**Your objective**. From the entries below, extract every line that includes the word "Storage".

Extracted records
[start]

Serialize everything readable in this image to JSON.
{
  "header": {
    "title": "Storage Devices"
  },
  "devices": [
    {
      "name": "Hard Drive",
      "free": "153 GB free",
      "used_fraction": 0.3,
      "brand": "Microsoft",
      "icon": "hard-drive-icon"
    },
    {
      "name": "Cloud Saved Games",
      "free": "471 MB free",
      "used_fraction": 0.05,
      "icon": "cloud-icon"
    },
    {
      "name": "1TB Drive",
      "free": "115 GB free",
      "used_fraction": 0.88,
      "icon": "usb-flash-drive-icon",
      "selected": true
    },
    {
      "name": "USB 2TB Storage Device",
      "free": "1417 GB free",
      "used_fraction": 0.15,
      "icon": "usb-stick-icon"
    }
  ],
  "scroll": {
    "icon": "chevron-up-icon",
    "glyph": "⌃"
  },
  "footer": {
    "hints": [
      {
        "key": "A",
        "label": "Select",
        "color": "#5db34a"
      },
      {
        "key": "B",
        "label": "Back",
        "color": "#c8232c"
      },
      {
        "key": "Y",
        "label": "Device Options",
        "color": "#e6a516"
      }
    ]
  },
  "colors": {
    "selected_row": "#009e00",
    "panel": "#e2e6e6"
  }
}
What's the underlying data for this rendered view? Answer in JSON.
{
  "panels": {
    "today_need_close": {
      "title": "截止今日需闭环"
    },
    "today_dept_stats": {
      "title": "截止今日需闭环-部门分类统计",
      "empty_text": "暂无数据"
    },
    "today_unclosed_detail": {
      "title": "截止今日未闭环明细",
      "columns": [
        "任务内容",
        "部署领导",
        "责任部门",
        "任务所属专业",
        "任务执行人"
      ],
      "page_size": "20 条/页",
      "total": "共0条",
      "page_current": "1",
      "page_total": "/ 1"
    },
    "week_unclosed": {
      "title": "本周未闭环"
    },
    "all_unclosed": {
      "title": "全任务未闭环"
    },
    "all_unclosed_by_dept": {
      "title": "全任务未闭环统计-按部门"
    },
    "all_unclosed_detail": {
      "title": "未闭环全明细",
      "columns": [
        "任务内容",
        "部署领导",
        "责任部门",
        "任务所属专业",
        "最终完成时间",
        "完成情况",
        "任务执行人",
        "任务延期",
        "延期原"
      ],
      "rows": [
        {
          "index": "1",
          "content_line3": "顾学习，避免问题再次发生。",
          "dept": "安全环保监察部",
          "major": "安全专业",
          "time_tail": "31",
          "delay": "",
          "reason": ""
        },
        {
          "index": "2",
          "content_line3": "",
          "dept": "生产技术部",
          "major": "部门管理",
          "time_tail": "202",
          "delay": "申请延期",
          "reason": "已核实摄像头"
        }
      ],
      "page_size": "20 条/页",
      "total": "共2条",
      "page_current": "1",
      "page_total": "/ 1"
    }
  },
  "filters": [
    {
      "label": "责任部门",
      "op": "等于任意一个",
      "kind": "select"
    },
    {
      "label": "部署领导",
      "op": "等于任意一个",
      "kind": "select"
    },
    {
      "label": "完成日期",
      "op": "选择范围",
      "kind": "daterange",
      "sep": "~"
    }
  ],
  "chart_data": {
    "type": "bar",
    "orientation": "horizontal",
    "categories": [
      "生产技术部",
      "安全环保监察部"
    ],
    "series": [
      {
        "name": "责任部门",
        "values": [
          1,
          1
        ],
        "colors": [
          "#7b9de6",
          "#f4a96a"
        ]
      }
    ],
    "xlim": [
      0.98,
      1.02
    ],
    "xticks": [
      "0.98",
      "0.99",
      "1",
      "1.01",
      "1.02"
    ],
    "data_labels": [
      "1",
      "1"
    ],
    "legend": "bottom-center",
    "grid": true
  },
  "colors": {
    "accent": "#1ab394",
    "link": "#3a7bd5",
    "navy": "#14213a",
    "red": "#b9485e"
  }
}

[end]
[start]

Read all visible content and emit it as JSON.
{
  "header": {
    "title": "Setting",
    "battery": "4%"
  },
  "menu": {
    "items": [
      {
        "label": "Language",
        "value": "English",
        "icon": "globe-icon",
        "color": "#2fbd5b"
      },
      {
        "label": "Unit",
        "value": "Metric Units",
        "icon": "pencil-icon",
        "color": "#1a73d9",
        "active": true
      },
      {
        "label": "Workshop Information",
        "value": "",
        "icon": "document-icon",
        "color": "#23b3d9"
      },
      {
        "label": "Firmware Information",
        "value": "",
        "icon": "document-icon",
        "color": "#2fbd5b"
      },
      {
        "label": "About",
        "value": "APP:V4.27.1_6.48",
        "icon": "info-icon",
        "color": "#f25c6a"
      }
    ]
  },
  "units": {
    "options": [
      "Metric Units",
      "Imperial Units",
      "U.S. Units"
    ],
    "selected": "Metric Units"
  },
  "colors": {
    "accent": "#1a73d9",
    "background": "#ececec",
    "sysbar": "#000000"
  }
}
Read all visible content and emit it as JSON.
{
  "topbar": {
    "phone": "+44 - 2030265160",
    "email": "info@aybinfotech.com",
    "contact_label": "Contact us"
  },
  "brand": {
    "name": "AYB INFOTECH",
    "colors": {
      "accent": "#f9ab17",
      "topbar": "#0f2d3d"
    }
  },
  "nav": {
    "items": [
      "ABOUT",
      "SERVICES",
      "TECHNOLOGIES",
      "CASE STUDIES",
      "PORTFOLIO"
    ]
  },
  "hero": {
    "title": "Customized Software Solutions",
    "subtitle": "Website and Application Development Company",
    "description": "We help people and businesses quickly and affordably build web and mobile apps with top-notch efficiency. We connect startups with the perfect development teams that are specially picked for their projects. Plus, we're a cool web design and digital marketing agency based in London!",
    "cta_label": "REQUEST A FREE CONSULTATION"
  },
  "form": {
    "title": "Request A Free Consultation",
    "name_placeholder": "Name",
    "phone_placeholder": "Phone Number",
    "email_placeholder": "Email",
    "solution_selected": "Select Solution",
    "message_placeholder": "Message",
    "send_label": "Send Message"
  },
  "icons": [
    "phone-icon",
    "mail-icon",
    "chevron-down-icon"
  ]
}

[end]

**Problem solution**.
    "title": "Storage Devices"
      "name": "USB 2TB Storage Device",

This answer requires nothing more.